▶ _Stated exercise_: Go through the material and tally the lines containing the string "Nadmorska". Give the total alone.

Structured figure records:
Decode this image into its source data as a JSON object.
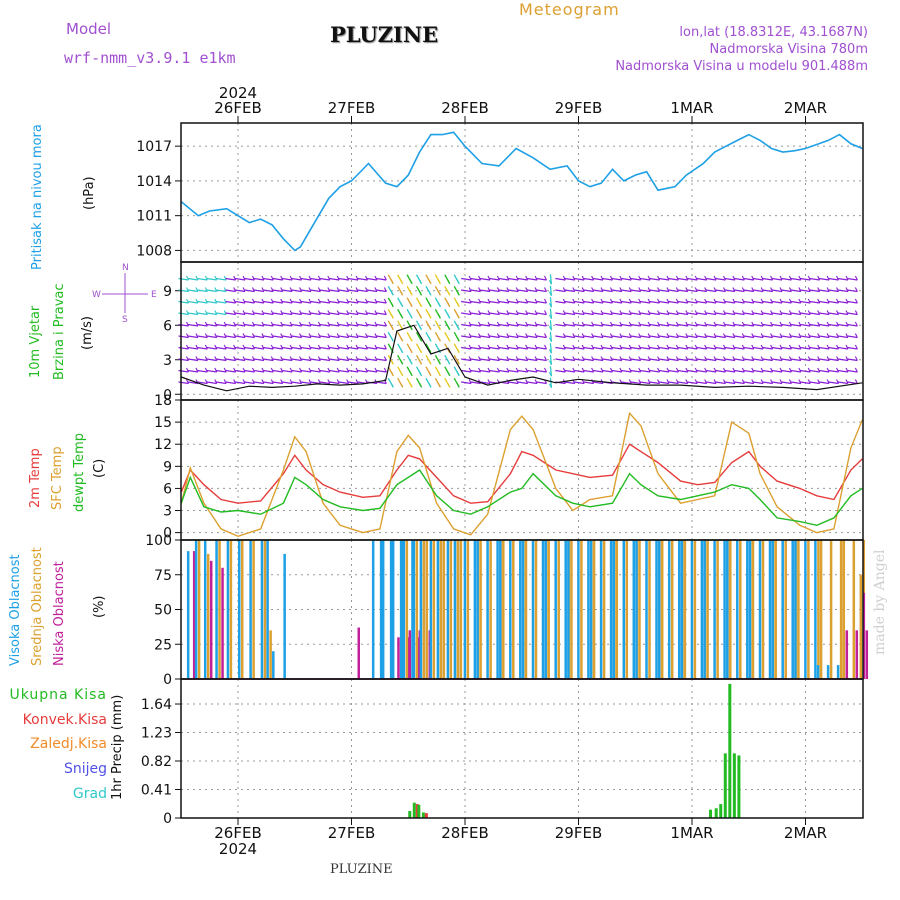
{
  "header": {
    "model_label": "Model",
    "model_name": "wrf-nmm_v3.9.1  e1km",
    "station": "PLUZINE",
    "meteogram": "Meteogram",
    "coords": "lon,lat (18.8312E, 43.1687N)",
    "altitude": "Nadmorska Visina 780m",
    "model_altitude": "Nadmorska Visina u modelu 901.488m",
    "footer_station": "PLUZINE",
    "watermark": "made by Angel"
  },
  "dates": {
    "year": "2024",
    "labels": [
      "26FEB",
      "27FEB",
      "28FEB",
      "29FEB",
      "1MAR",
      "2MAR"
    ]
  },
  "colors": {
    "pressure": "#1ea0e6",
    "temp2m": "#e63c3c",
    "sfc": "#dca030",
    "dewpt": "#22bb22",
    "high_cloud": "#1ea0e6",
    "mid_cloud": "#dca030",
    "low_cloud": "#c0209a",
    "total_precip": "#22bb22",
    "conv_precip": "#e63c3c",
    "frz_precip": "#f08c28",
    "snow": "#5050e6",
    "hail": "#30c8c8",
    "wind_purple": "#8a1fd6"
  },
  "labels": {
    "pressure": "Pritisak na nivou mora",
    "pressure_unit": "(hPa)",
    "wind1": "10m Vjetar",
    "wind2": "Brzina i Pravac",
    "wind_unit": "(m/s)",
    "compass_w": "W",
    "compass_e": "E",
    "compass_n": "N",
    "compass_s": "S",
    "temp_2m": "2m Temp",
    "temp_sfc": "SFC Temp",
    "temp_dew": "dewpt Temp",
    "temp_unit": "(C)",
    "cloud_high": "Visoka Oblacnost",
    "cloud_mid": "Srednja Oblacnost",
    "cloud_low": "Niska Oblacnost",
    "cloud_unit": "(%)",
    "precip_total": "Ukupna Kisa",
    "precip_conv": "Konvek.Kisa",
    "precip_frz": "Zaledj.Kisa",
    "precip_snow": "Snijeg",
    "precip_hail": "Grad",
    "precip_unit": "1hr Precip (mm)"
  },
  "chart_data": [
    {
      "type": "line",
      "panel": "pressure",
      "ylabel": "(hPa)",
      "yticks": [
        "1008",
        "1011",
        "1014",
        "1017"
      ],
      "ylim": [
        1007,
        1019
      ],
      "x_days": [
        -0.5,
        -0.35,
        -0.25,
        -0.1,
        0.0,
        0.1,
        0.2,
        0.3,
        0.4,
        0.5,
        0.55,
        0.65,
        0.8,
        0.9,
        1.0,
        1.15,
        1.3,
        1.4,
        1.5,
        1.6,
        1.7,
        1.8,
        1.9,
        2.0,
        2.15,
        2.3,
        2.45,
        2.6,
        2.75,
        2.9,
        3.0,
        3.1,
        3.2,
        3.3,
        3.4,
        3.5,
        3.6,
        3.7,
        3.85,
        3.95,
        4.1,
        4.2,
        4.3,
        4.4,
        4.5,
        4.6,
        4.7,
        4.8,
        4.9,
        5.0,
        5.2,
        5.3,
        5.4,
        5.5
      ],
      "series": [
        {
          "values": [
            1012.2,
            1011.0,
            1011.4,
            1011.6,
            1011.0,
            1010.4,
            1010.7,
            1010.2,
            1009.0,
            1008.0,
            1008.3,
            1010.0,
            1012.5,
            1013.5,
            1014.0,
            1015.5,
            1013.8,
            1013.5,
            1014.5,
            1016.5,
            1018.0,
            1018.0,
            1018.2,
            1017.0,
            1015.5,
            1015.3,
            1016.8,
            1016.0,
            1015.0,
            1015.3,
            1014.0,
            1013.5,
            1013.8,
            1015.0,
            1014.0,
            1014.5,
            1014.8,
            1013.2,
            1013.5,
            1014.5,
            1015.5,
            1016.5,
            1017.0,
            1017.5,
            1018.0,
            1017.5,
            1016.8,
            1016.5,
            1016.6,
            1016.8,
            1017.5,
            1018.0,
            1017.2,
            1016.8
          ]
        }
      ]
    },
    {
      "type": "line",
      "panel": "wind",
      "ylabel": "(m/s)",
      "yticks": [
        "0",
        "3",
        "6",
        "9"
      ],
      "ylim": [
        -0.5,
        11.5
      ],
      "x_days": [
        -0.5,
        -0.3,
        -0.1,
        0.1,
        0.3,
        0.5,
        0.7,
        0.9,
        1.1,
        1.3,
        1.4,
        1.55,
        1.7,
        1.85,
        2.0,
        2.2,
        2.4,
        2.6,
        2.8,
        3.0,
        3.3,
        3.6,
        3.9,
        4.2,
        4.5,
        4.8,
        5.1,
        5.5
      ],
      "series": [
        {
          "values": [
            1.5,
            0.8,
            0.3,
            0.7,
            0.6,
            0.7,
            0.9,
            0.8,
            0.9,
            1.2,
            5.5,
            6.0,
            3.5,
            4.0,
            1.5,
            0.8,
            1.2,
            1.5,
            1.0,
            1.3,
            1.0,
            0.8,
            0.8,
            0.6,
            0.7,
            0.6,
            0.4,
            1.0
          ]
        }
      ]
    },
    {
      "type": "line",
      "panel": "temperature",
      "ylabel": "(C)",
      "yticks": [
        "0",
        "3",
        "6",
        "9",
        "12",
        "15",
        "18"
      ],
      "ylim": [
        -1,
        18
      ],
      "x_days": [
        -0.5,
        -0.42,
        -0.3,
        -0.15,
        0.0,
        0.2,
        0.4,
        0.5,
        0.6,
        0.75,
        0.9,
        1.1,
        1.25,
        1.4,
        1.5,
        1.6,
        1.75,
        1.9,
        2.05,
        2.2,
        2.4,
        2.5,
        2.6,
        2.8,
        2.95,
        3.1,
        3.3,
        3.45,
        3.55,
        3.7,
        3.9,
        4.05,
        4.2,
        4.35,
        4.5,
        4.6,
        4.75,
        4.95,
        5.1,
        5.25,
        5.4,
        5.5
      ],
      "series": [
        {
          "name": "2m Temp",
          "color_key": "temp2m",
          "values": [
            5.5,
            8.5,
            6.5,
            4.5,
            4.0,
            4.3,
            8.0,
            10.5,
            8.5,
            6.5,
            5.5,
            4.8,
            5.0,
            8.5,
            10.5,
            10.0,
            7.5,
            5.0,
            4.0,
            4.2,
            8.0,
            11.0,
            10.5,
            8.5,
            8.0,
            7.5,
            7.8,
            12.0,
            11.0,
            9.5,
            7.0,
            6.5,
            6.8,
            9.5,
            11.0,
            9.0,
            7.0,
            6.0,
            5.0,
            4.5,
            8.5,
            10.0
          ]
        },
        {
          "name": "SFC Temp",
          "color_key": "sfc",
          "values": [
            4.0,
            8.8,
            4.0,
            0.5,
            -0.5,
            0.5,
            8.5,
            13.0,
            11.0,
            4.0,
            1.0,
            0.0,
            0.5,
            11.0,
            13.2,
            11.5,
            4.0,
            0.5,
            -0.3,
            2.5,
            14.0,
            15.8,
            14.0,
            6.0,
            3.0,
            4.5,
            5.0,
            16.2,
            14.5,
            8.0,
            4.0,
            4.5,
            5.0,
            15.0,
            13.5,
            8.0,
            3.5,
            1.0,
            0.0,
            0.5,
            11.5,
            15.3
          ]
        },
        {
          "name": "dewpt Temp",
          "color_key": "dewpt",
          "values": [
            4.0,
            7.5,
            3.5,
            2.8,
            3.0,
            2.5,
            4.0,
            7.5,
            6.5,
            4.5,
            3.5,
            3.0,
            3.3,
            6.5,
            7.5,
            8.5,
            5.0,
            3.0,
            2.5,
            3.5,
            5.5,
            6.0,
            8.0,
            5.0,
            4.0,
            3.5,
            4.0,
            8.0,
            6.5,
            5.0,
            4.5,
            5.0,
            5.5,
            6.5,
            6.0,
            4.5,
            2.0,
            1.5,
            1.0,
            2.0,
            5.0,
            6.0
          ]
        }
      ]
    },
    {
      "type": "bar",
      "panel": "clouds",
      "ylabel": "(%)",
      "yticks": [
        "0",
        "25",
        "50",
        "75",
        "100"
      ],
      "ylim": [
        0,
        100
      ],
      "x_days": [
        -0.45,
        -0.38,
        -0.3,
        -0.2,
        -0.1,
        0.0,
        0.1,
        0.2,
        0.25,
        0.3,
        0.4,
        1.0,
        1.18,
        1.25,
        1.35,
        1.45,
        1.6,
        1.75,
        1.9,
        2.1,
        2.3,
        2.5,
        2.7,
        2.9,
        3.1,
        3.3,
        3.5,
        3.7,
        3.9,
        4.1,
        4.3,
        4.5,
        4.7,
        4.9,
        5.1,
        5.3,
        5.45
      ],
      "series": [
        {
          "name": "Visoka Oblacnost",
          "color_key": "high_cloud",
          "values": [
            92,
            100,
            100,
            100,
            100,
            100,
            100,
            100,
            100,
            20,
            90,
            0,
            100,
            100,
            100,
            100,
            100,
            100,
            100,
            100,
            100,
            100,
            100,
            100,
            100,
            100,
            100,
            100,
            100,
            100,
            100,
            100,
            100,
            100,
            10,
            0,
            0
          ]
        },
        {
          "name": "Srednja Oblacnost",
          "color_key": "mid_cloud",
          "values": [
            0,
            100,
            90,
            100,
            100,
            100,
            100,
            100,
            35,
            0,
            0,
            0,
            0,
            0,
            0,
            100,
            100,
            100,
            100,
            100,
            100,
            100,
            100,
            100,
            100,
            100,
            100,
            100,
            100,
            100,
            100,
            100,
            100,
            100,
            100,
            100,
            75
          ]
        },
        {
          "name": "Niska Oblacnost",
          "color_key": "low_cloud",
          "values": [
            92,
            0,
            85,
            80,
            0,
            0,
            0,
            0,
            0,
            0,
            0,
            37,
            0,
            0,
            30,
            35,
            0,
            0,
            0,
            0,
            0,
            0,
            0,
            0,
            0,
            0,
            0,
            0,
            0,
            0,
            0,
            0,
            0,
            0,
            0,
            35,
            62
          ]
        }
      ]
    },
    {
      "type": "bar",
      "panel": "precip",
      "ylabel": "1hr Precip (mm)",
      "yticks": [
        "0",
        "0.41",
        "0.82",
        "1.23",
        "1.64"
      ],
      "ylim": [
        0,
        2.0
      ],
      "x_days": [
        1.5,
        1.54,
        1.58,
        1.62,
        4.15,
        4.2,
        4.24,
        4.28,
        4.32,
        4.36,
        4.4
      ],
      "series": [
        {
          "name": "Ukupna Kisa",
          "color_key": "total_precip",
          "values": [
            0.1,
            0.22,
            0.19,
            0.08,
            0.12,
            0.14,
            0.2,
            0.93,
            1.93,
            0.93,
            0.9
          ]
        },
        {
          "name": "Konvek.Kisa",
          "color_key": "conv_precip",
          "values": [
            0.0,
            0.2,
            0.0,
            0.07,
            0,
            0,
            0,
            0,
            0,
            0,
            0
          ]
        }
      ]
    }
  ]
}
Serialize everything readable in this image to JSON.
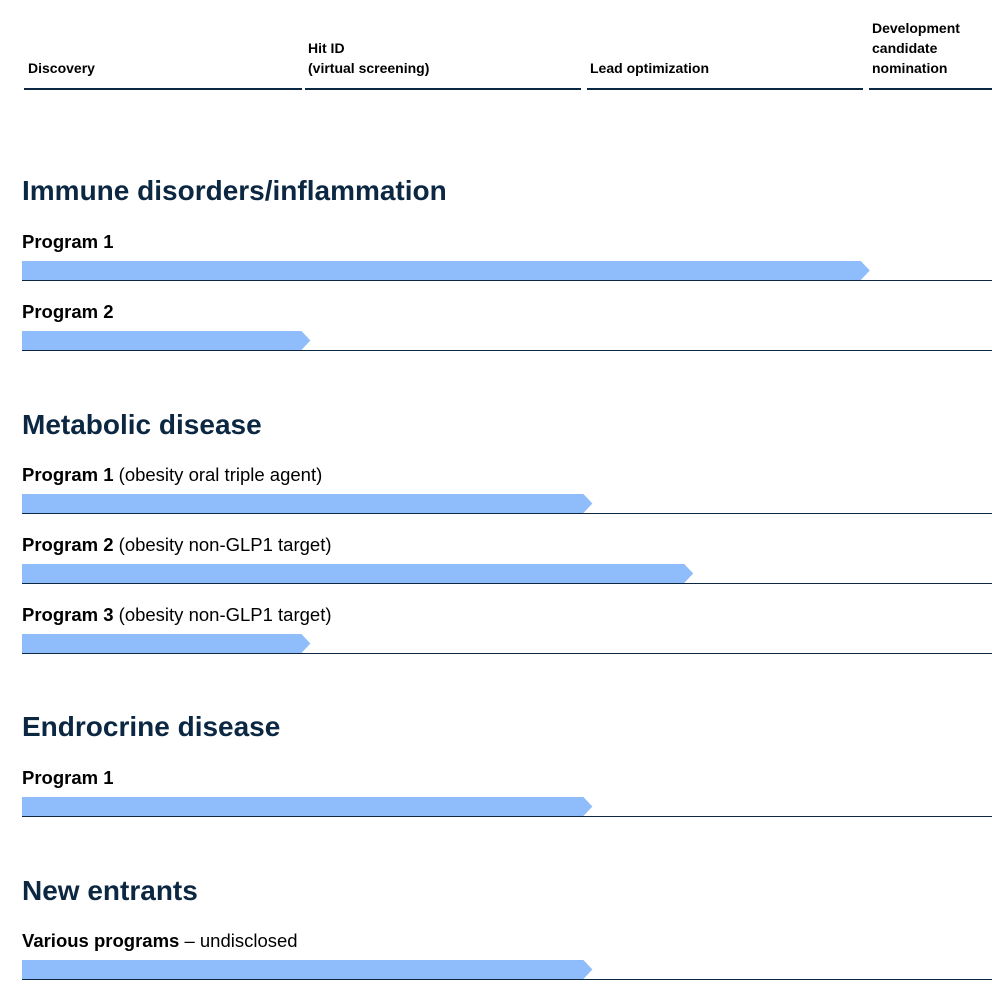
{
  "stages": [
    {
      "lines": [
        "Discovery"
      ]
    },
    {
      "lines": [
        "Hit ID",
        "(virtual screening)"
      ]
    },
    {
      "lines": [
        "Lead optimization"
      ]
    },
    {
      "lines": [
        "Development",
        "candidate",
        "nomination"
      ]
    }
  ],
  "colors": {
    "bar": "#8fbcfb",
    "heading": "#0b2741",
    "rule": "#0b2741"
  },
  "sections": [
    {
      "title": "Immune disorders/inflammation",
      "programs": [
        {
          "name": "Program 1",
          "desc": "",
          "progress_stage": 3.03
        },
        {
          "name": "Program 2",
          "desc": "",
          "progress_stage": 1.03
        }
      ]
    },
    {
      "title": "Metabolic disease",
      "programs": [
        {
          "name": "Program 1",
          "desc": " (obesity oral triple agent)",
          "progress_stage": 2.03
        },
        {
          "name": "Program 2",
          "desc": " (obesity non-GLP1 target)",
          "progress_stage": 2.39
        },
        {
          "name": "Program 3",
          "desc": " (obesity non-GLP1 target)",
          "progress_stage": 1.03
        }
      ]
    },
    {
      "title": "Endrocrine disease",
      "programs": [
        {
          "name": "Program 1",
          "desc": "",
          "progress_stage": 2.03
        }
      ]
    },
    {
      "title": "New entrants",
      "programs": [
        {
          "name": "Various programs",
          "desc": " – undisclosed",
          "progress_stage": 2.03
        }
      ]
    }
  ]
}
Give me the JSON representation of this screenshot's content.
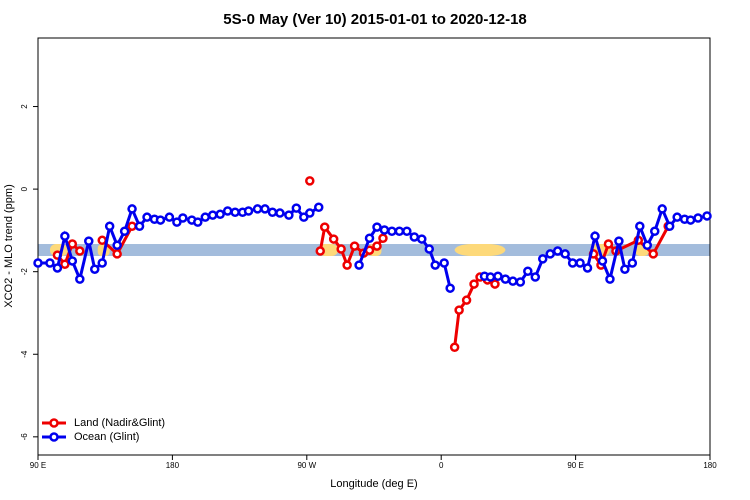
{
  "chart_data": {
    "type": "line",
    "title": "5S-0 May (Ver 10)   2015-01-01 to 2020-12-18",
    "xlabel": "Longitude (deg E)",
    "ylabel": "XCO2 - MLO trend (ppm)",
    "xlim": [
      90,
      540
    ],
    "ylim": [
      -6.44,
      3.66
    ],
    "xticks": [
      {
        "value": 90,
        "label": "90 E"
      },
      180,
      {
        "value": 270,
        "label": "90 W"
      },
      {
        "value": 360,
        "label": "0"
      },
      {
        "value": 450,
        "label": "90 E"
      },
      {
        "value": 540,
        "label": "180"
      }
    ],
    "yticks": [
      2,
      0,
      -2,
      -4,
      -6
    ],
    "legend": "bottom-left",
    "band": {
      "range": [
        -1.62,
        -1.33
      ],
      "color": "#a3bcdc",
      "land_color": "#fdd97a",
      "land": [
        [
          98,
          110
        ],
        [
          130,
          138
        ],
        [
          278,
          291
        ],
        [
          311,
          320
        ],
        [
          369,
          403
        ],
        [
          460,
          473
        ],
        [
          490,
          499
        ]
      ]
    },
    "series": [
      {
        "name": "Land (Nadir&Glint)",
        "color": "#ee0000",
        "x": [
          103,
          108,
          113,
          118,
          null,
          133,
          143,
          153,
          null,
          272,
          null,
          279,
          282,
          288,
          293,
          297,
          302,
          308,
          312,
          317,
          321,
          null,
          369,
          372,
          377,
          382,
          386,
          391,
          396,
          null,
          462,
          467,
          472,
          477,
          492,
          502,
          512
        ],
        "values": [
          -1.6,
          -1.82,
          -1.33,
          -1.5,
          null,
          -1.24,
          -1.57,
          -0.9,
          null,
          0.2,
          null,
          -1.5,
          -0.92,
          -1.21,
          -1.45,
          -1.84,
          -1.38,
          -1.55,
          -1.48,
          -1.38,
          -1.19,
          null,
          -3.83,
          -2.93,
          -2.69,
          -2.3,
          -2.13,
          -2.2,
          -2.3,
          null,
          -1.57,
          -1.84,
          -1.33,
          -1.5,
          -1.24,
          -1.57,
          -0.9
        ]
      },
      {
        "name": "Ocean (Glint)",
        "color": "#0000ee",
        "x": [
          90,
          98,
          103,
          108,
          113,
          118,
          124,
          128,
          133,
          138,
          143,
          148,
          153,
          158,
          163,
          168,
          172,
          178,
          183,
          187,
          193,
          197,
          202,
          207,
          212,
          217,
          222,
          227,
          231,
          237,
          242,
          247,
          252,
          258,
          263,
          268,
          272,
          278,
          null,
          305,
          312,
          317,
          322,
          327,
          332,
          337,
          342,
          347,
          352,
          356,
          362,
          366,
          null,
          389,
          393,
          398,
          403,
          408,
          413,
          418,
          423,
          428,
          433,
          438,
          443,
          448,
          453,
          458,
          463,
          468,
          473,
          479,
          483,
          488,
          493,
          498,
          503,
          508,
          513,
          518,
          523,
          527,
          532,
          538
        ],
        "values": [
          -1.79,
          -1.79,
          -1.91,
          -1.14,
          -1.74,
          -2.18,
          -1.26,
          -1.94,
          -1.79,
          -0.9,
          -1.36,
          -1.02,
          -0.48,
          -0.9,
          -0.68,
          -0.73,
          -0.75,
          -0.68,
          -0.8,
          -0.7,
          -0.75,
          -0.8,
          -0.68,
          -0.63,
          -0.61,
          -0.53,
          -0.56,
          -0.56,
          -0.53,
          -0.48,
          -0.48,
          -0.56,
          -0.58,
          -0.63,
          -0.46,
          -0.68,
          -0.58,
          -0.44,
          null,
          -1.84,
          -1.19,
          -0.92,
          -0.99,
          -1.02,
          -1.02,
          -1.02,
          -1.16,
          -1.21,
          -1.45,
          -1.84,
          -1.79,
          -2.4,
          null,
          -2.11,
          -2.13,
          -2.11,
          -2.18,
          -2.23,
          -2.25,
          -1.99,
          -2.13,
          -1.69,
          -1.57,
          -1.5,
          -1.57,
          -1.79,
          -1.79,
          -1.91,
          -1.14,
          -1.74,
          -2.18,
          -1.26,
          -1.94,
          -1.79,
          -0.9,
          -1.36,
          -1.02,
          -0.48,
          -0.9,
          -0.68,
          -0.73,
          -0.75,
          -0.7,
          -0.65
        ]
      }
    ]
  }
}
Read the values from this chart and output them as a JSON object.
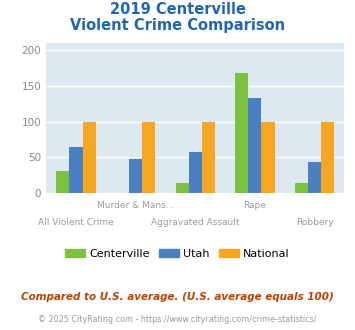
{
  "title_line1": "2019 Centerville",
  "title_line2": "Violent Crime Comparison",
  "categories": [
    "All Violent Crime",
    "Murder & Mans...",
    "Aggravated Assault",
    "Rape",
    "Robbery"
  ],
  "series": {
    "Centerville": [
      31,
      0,
      14,
      168,
      14
    ],
    "Utah": [
      64,
      47,
      58,
      133,
      44
    ],
    "National": [
      100,
      100,
      100,
      100,
      100
    ]
  },
  "colors": {
    "Centerville": "#7dc23e",
    "Utah": "#4a7fc1",
    "National": "#f5a623"
  },
  "ylim": [
    0,
    210
  ],
  "yticks": [
    0,
    50,
    100,
    150,
    200
  ],
  "bg_color": "#dce9f0",
  "fig_bg_color": "#ffffff",
  "title_color": "#2166b0",
  "footnote1": "Compared to U.S. average. (U.S. average equals 100)",
  "footnote2": "© 2025 CityRating.com - https://www.cityrating.com/crime-statistics/",
  "footnote1_color": "#c04000",
  "footnote2_color": "#999999",
  "bar_width": 0.22,
  "legend_entries": [
    "Centerville",
    "Utah",
    "National"
  ],
  "cat_labels_top": [
    "",
    "Murder & Mans...",
    "",
    "Rape",
    ""
  ],
  "cat_labels_bot": [
    "All Violent Crime",
    "",
    "Aggravated Assault",
    "",
    "Robbery"
  ]
}
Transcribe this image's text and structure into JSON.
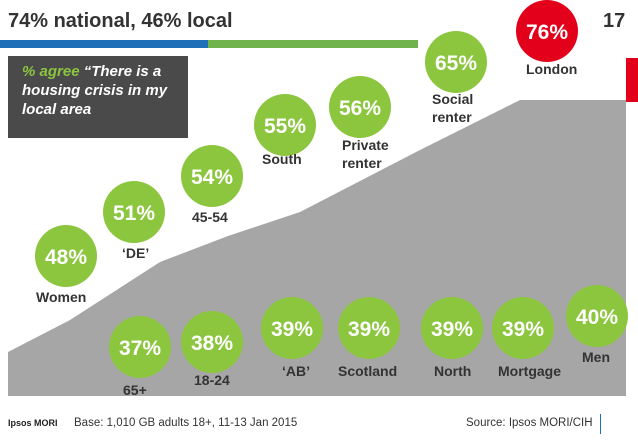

▶ _The completed task_: 2